## The problem
Each line of the records that includes "body" should be found and copied.

## Recorded information
══════════
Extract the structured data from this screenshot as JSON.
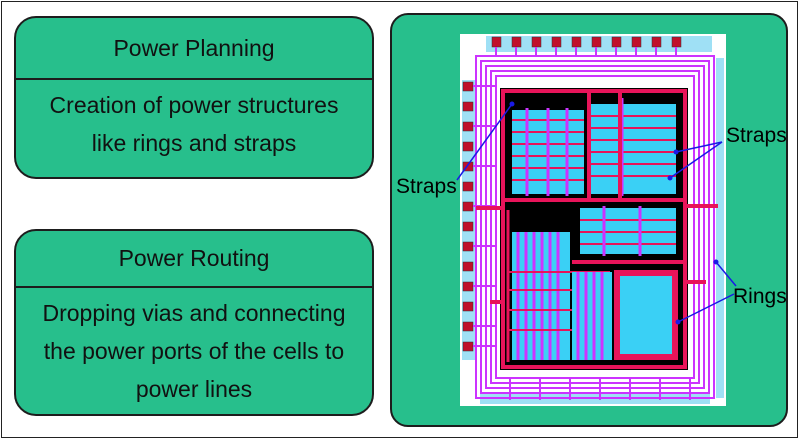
{
  "cards": [
    {
      "title": "Power Planning",
      "body": "Creation of power structures like rings and straps"
    },
    {
      "title": "Power Routing",
      "body": "Dropping vias and connecting the power ports of the cells to power lines"
    }
  ],
  "diagram": {
    "labels": {
      "straps_left": "Straps",
      "straps_right": "Straps",
      "rings": "Rings"
    },
    "colors": {
      "panel": "#27bf8c",
      "ring_purple": "#cc33ff",
      "strap_red": "#e8145a",
      "block_cyan": "#3ad0f5",
      "die_black": "#000000",
      "pads_red": "#c0102a",
      "arrow_blue": "#1a1ae6"
    }
  }
}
══════════
## Exercise answer
      "body": "Creation of power structures like rings and straps"
      "body": "Dropping vias and connecting the power ports of the cells to power lines"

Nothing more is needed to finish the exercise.